··· LISTING ···
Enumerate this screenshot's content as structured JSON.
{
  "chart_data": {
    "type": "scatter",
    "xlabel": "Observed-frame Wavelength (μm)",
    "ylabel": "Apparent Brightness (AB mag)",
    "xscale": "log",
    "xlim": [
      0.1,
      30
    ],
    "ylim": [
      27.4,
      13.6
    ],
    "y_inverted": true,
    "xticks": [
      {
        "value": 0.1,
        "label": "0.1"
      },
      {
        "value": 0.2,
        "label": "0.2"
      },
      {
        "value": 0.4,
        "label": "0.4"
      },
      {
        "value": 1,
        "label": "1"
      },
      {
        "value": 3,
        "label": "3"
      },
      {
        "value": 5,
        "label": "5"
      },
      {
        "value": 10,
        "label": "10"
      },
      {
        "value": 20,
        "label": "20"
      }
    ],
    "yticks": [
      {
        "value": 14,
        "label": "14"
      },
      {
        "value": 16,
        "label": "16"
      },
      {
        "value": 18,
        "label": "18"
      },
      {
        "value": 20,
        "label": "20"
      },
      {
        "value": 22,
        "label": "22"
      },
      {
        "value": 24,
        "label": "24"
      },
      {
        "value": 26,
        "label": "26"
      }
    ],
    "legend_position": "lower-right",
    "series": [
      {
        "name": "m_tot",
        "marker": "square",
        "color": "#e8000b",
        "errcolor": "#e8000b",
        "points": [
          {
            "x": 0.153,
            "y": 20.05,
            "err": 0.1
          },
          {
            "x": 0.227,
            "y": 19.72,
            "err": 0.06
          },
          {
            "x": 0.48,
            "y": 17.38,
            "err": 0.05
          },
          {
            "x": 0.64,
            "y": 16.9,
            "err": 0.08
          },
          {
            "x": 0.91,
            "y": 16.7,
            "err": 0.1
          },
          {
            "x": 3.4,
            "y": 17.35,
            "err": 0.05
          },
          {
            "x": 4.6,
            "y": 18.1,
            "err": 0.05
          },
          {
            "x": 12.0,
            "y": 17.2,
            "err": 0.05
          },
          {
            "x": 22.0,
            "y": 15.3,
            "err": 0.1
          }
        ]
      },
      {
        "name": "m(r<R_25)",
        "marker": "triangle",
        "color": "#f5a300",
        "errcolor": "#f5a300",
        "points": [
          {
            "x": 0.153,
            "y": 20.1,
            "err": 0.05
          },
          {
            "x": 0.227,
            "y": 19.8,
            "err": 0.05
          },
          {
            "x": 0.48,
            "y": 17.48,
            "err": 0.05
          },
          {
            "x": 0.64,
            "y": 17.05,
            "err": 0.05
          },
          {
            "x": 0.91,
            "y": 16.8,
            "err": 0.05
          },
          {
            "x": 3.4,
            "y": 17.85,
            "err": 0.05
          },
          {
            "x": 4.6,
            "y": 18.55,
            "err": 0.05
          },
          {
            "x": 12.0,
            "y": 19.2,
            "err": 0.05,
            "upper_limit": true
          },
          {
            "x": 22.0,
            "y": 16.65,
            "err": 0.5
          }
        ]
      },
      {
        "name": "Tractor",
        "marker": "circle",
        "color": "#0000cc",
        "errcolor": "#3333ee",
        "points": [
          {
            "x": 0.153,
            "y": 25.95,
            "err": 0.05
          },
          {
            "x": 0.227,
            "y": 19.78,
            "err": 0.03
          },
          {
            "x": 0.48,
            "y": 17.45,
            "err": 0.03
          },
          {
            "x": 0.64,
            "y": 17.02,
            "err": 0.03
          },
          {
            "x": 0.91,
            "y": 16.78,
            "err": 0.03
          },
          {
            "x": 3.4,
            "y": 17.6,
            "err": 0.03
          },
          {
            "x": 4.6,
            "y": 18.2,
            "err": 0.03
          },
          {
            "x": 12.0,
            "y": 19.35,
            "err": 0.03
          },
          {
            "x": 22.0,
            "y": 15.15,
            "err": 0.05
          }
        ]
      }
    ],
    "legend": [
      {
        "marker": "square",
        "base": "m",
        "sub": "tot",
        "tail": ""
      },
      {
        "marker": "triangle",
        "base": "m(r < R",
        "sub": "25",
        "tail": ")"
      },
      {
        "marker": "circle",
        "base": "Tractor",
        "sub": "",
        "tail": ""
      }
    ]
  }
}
···
Output each record exactly, leaving nothing out.

_SOLVED EXERCISE_
Enumerate this screenshot's content as structured JSON.
{
  "chart_data": {
    "type": "scatter",
    "xlabel": "Observed-frame Wavelength (μm)",
    "ylabel": "Apparent Brightness (AB mag)",
    "xscale": "log",
    "xlim": [
      0.1,
      30
    ],
    "ylim": [
      27.4,
      13.6
    ],
    "y_inverted": true,
    "xticks": [
      {
        "value": 0.1,
        "label": "0.1"
      },
      {
        "value": 0.2,
        "label": "0.2"
      },
      {
        "value": 0.4,
        "label": "0.4"
      },
      {
        "value": 1,
        "label": "1"
      },
      {
        "value": 3,
        "label": "3"
      },
      {
        "value": 5,
        "label": "5"
      },
      {
        "value": 10,
        "label": "10"
      },
      {
        "value": 20,
        "label": "20"
      }
    ],
    "yticks": [
      {
        "value": 14,
        "label": "14"
      },
      {
        "value": 16,
        "label": "16"
      },
      {
        "value": 18,
        "label": "18"
      },
      {
        "value": 20,
        "label": "20"
      },
      {
        "value": 22,
        "label": "22"
      },
      {
        "value": 24,
        "label": "24"
      },
      {
        "value": 26,
        "label": "26"
      }
    ],
    "legend_position": "lower-right",
    "series": [
      {
        "name": "m_tot",
        "marker": "square",
        "color": "#e8000b",
        "errcolor": "#e8000b",
        "points": [
          {
            "x": 0.153,
            "y": 20.05,
            "err": 0.1
          },
          {
            "x": 0.227,
            "y": 19.72,
            "err": 0.06
          },
          {
            "x": 0.48,
            "y": 17.38,
            "err": 0.05
          },
          {
            "x": 0.64,
            "y": 16.9,
            "err": 0.08
          },
          {
            "x": 0.91,
            "y": 16.7,
            "err": 0.1
          },
          {
            "x": 3.4,
            "y": 17.35,
            "err": 0.05
          },
          {
            "x": 4.6,
            "y": 18.1,
            "err": 0.05
          },
          {
            "x": 12.0,
            "y": 17.2,
            "err": 0.05
          },
          {
            "x": 22.0,
            "y": 15.3,
            "err": 0.1
          }
        ]
      },
      {
        "name": "m(r<R_25)",
        "marker": "triangle",
        "color": "#f5a300",
        "errcolor": "#f5a300",
        "points": [
          {
            "x": 0.153,
            "y": 20.1,
            "err": 0.05
          },
          {
            "x": 0.227,
            "y": 19.8,
            "err": 0.05
          },
          {
            "x": 0.48,
            "y": 17.48,
            "err": 0.05
          },
          {
            "x": 0.64,
            "y": 17.05,
            "err": 0.05
          },
          {
            "x": 0.91,
            "y": 16.8,
            "err": 0.05
          },
          {
            "x": 3.4,
            "y": 17.85,
            "err": 0.05
          },
          {
            "x": 4.6,
            "y": 18.55,
            "err": 0.05
          },
          {
            "x": 12.0,
            "y": 19.2,
            "err": 0.05,
            "upper_limit": true
          },
          {
            "x": 22.0,
            "y": 16.65,
            "err": 0.5
          }
        ]
      },
      {
        "name": "Tractor",
        "marker": "circle",
        "color": "#0000cc",
        "errcolor": "#3333ee",
        "points": [
          {
            "x": 0.153,
            "y": 25.95,
            "err": 0.05
          },
          {
            "x": 0.227,
            "y": 19.78,
            "err": 0.03
          },
          {
            "x": 0.48,
            "y": 17.45,
            "err": 0.03
          },
          {
            "x": 0.64,
            "y": 17.02,
            "err": 0.03
          },
          {
            "x": 0.91,
            "y": 16.78,
            "err": 0.03
          },
          {
            "x": 3.4,
            "y": 17.6,
            "err": 0.03
          },
          {
            "x": 4.6,
            "y": 18.2,
            "err": 0.03
          },
          {
            "x": 12.0,
            "y": 19.35,
            "err": 0.03
          },
          {
            "x": 22.0,
            "y": 15.15,
            "err": 0.05
          }
        ]
      }
    ],
    "legend": [
      {
        "marker": "square",
        "base": "m",
        "sub": "tot",
        "tail": ""
      },
      {
        "marker": "triangle",
        "base": "m(r < R",
        "sub": "25",
        "tail": ")"
      },
      {
        "marker": "circle",
        "base": "Tractor",
        "sub": "",
        "tail": ""
      }
    ]
  }
}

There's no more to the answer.